- **RECORDED INFORMATION**:
━━━━━━━━━━━━━━━━━━━━

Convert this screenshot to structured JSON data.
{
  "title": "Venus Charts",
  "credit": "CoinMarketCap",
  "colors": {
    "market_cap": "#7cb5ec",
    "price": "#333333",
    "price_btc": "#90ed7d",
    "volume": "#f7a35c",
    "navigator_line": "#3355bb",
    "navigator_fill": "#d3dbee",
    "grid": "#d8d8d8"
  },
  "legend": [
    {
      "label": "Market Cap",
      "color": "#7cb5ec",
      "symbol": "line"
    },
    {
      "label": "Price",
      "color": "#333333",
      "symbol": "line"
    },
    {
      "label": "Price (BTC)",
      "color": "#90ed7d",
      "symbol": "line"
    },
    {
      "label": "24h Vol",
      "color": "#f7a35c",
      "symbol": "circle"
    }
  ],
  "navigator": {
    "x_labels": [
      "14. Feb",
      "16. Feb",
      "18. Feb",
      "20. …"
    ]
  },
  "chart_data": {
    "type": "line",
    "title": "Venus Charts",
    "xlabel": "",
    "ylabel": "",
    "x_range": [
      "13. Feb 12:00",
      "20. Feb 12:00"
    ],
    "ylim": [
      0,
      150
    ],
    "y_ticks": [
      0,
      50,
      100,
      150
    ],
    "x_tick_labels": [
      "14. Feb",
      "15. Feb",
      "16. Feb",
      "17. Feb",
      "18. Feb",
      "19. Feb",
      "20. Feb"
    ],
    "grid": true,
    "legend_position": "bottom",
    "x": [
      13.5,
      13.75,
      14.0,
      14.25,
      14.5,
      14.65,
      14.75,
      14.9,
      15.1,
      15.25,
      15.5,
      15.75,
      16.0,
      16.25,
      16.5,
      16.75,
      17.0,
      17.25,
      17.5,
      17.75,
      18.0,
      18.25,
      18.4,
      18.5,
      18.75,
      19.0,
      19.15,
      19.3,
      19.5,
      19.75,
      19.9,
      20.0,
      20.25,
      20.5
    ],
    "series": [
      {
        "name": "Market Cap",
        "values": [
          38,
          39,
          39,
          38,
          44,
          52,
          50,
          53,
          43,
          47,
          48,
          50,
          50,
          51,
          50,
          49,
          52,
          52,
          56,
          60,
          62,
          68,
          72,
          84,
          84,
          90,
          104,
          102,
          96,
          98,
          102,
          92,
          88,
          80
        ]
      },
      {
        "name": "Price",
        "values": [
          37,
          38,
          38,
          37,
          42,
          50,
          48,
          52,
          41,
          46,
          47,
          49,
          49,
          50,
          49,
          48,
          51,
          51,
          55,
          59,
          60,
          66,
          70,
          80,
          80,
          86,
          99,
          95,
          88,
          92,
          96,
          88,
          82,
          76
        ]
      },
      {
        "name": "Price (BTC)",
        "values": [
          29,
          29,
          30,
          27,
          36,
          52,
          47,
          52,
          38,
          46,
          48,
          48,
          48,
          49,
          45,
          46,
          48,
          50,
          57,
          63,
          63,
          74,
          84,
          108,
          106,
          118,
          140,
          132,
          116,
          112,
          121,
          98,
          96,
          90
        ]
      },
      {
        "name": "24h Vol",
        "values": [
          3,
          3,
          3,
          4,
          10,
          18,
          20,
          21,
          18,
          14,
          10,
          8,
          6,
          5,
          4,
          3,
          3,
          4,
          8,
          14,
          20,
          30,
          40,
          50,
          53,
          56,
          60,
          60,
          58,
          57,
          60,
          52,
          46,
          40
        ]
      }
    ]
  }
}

━━━━━━━━━━━━━━━━━━━━

- **AIM**:
The records above are to be copied in full, exactly as written.

- **FINISHED EXERCISE**:
Convert this screenshot to structured JSON data.
{
  "title": "Venus Charts",
  "credit": "CoinMarketCap",
  "colors": {
    "market_cap": "#7cb5ec",
    "price": "#333333",
    "price_btc": "#90ed7d",
    "volume": "#f7a35c",
    "navigator_line": "#3355bb",
    "navigator_fill": "#d3dbee",
    "grid": "#d8d8d8"
  },
  "legend": [
    {
      "label": "Market Cap",
      "color": "#7cb5ec",
      "symbol": "line"
    },
    {
      "label": "Price",
      "color": "#333333",
      "symbol": "line"
    },
    {
      "label": "Price (BTC)",
      "color": "#90ed7d",
      "symbol": "line"
    },
    {
      "label": "24h Vol",
      "color": "#f7a35c",
      "symbol": "circle"
    }
  ],
  "navigator": {
    "x_labels": [
      "14. Feb",
      "16. Feb",
      "18. Feb",
      "20. …"
    ]
  },
  "chart_data": {
    "type": "line",
    "title": "Venus Charts",
    "xlabel": "",
    "ylabel": "",
    "x_range": [
      "13. Feb 12:00",
      "20. Feb 12:00"
    ],
    "ylim": [
      0,
      150
    ],
    "y_ticks": [
      0,
      50,
      100,
      150
    ],
    "x_tick_labels": [
      "14. Feb",
      "15. Feb",
      "16. Feb",
      "17. Feb",
      "18. Feb",
      "19. Feb",
      "20. Feb"
    ],
    "grid": true,
    "legend_position": "bottom",
    "x": [
      13.5,
      13.75,
      14.0,
      14.25,
      14.5,
      14.65,
      14.75,
      14.9,
      15.1,
      15.25,
      15.5,
      15.75,
      16.0,
      16.25,
      16.5,
      16.75,
      17.0,
      17.25,
      17.5,
      17.75,
      18.0,
      18.25,
      18.4,
      18.5,
      18.75,
      19.0,
      19.15,
      19.3,
      19.5,
      19.75,
      19.9,
      20.0,
      20.25,
      20.5
    ],
    "series": [
      {
        "name": "Market Cap",
        "values": [
          38,
          39,
          39,
          38,
          44,
          52,
          50,
          53,
          43,
          47,
          48,
          50,
          50,
          51,
          50,
          49,
          52,
          52,
          56,
          60,
          62,
          68,
          72,
          84,
          84,
          90,
          104,
          102,
          96,
          98,
          102,
          92,
          88,
          80
        ]
      },
      {
        "name": "Price",
        "values": [
          37,
          38,
          38,
          37,
          42,
          50,
          48,
          52,
          41,
          46,
          47,
          49,
          49,
          50,
          49,
          48,
          51,
          51,
          55,
          59,
          60,
          66,
          70,
          80,
          80,
          86,
          99,
          95,
          88,
          92,
          96,
          88,
          82,
          76
        ]
      },
      {
        "name": "Price (BTC)",
        "values": [
          29,
          29,
          30,
          27,
          36,
          52,
          47,
          52,
          38,
          46,
          48,
          48,
          48,
          49,
          45,
          46,
          48,
          50,
          57,
          63,
          63,
          74,
          84,
          108,
          106,
          118,
          140,
          132,
          116,
          112,
          121,
          98,
          96,
          90
        ]
      },
      {
        "name": "24h Vol",
        "values": [
          3,
          3,
          3,
          4,
          10,
          18,
          20,
          21,
          18,
          14,
          10,
          8,
          6,
          5,
          4,
          3,
          3,
          4,
          8,
          14,
          20,
          30,
          40,
          50,
          53,
          56,
          60,
          60,
          58,
          57,
          60,
          52,
          46,
          40
        ]
      }
    ]
  }
}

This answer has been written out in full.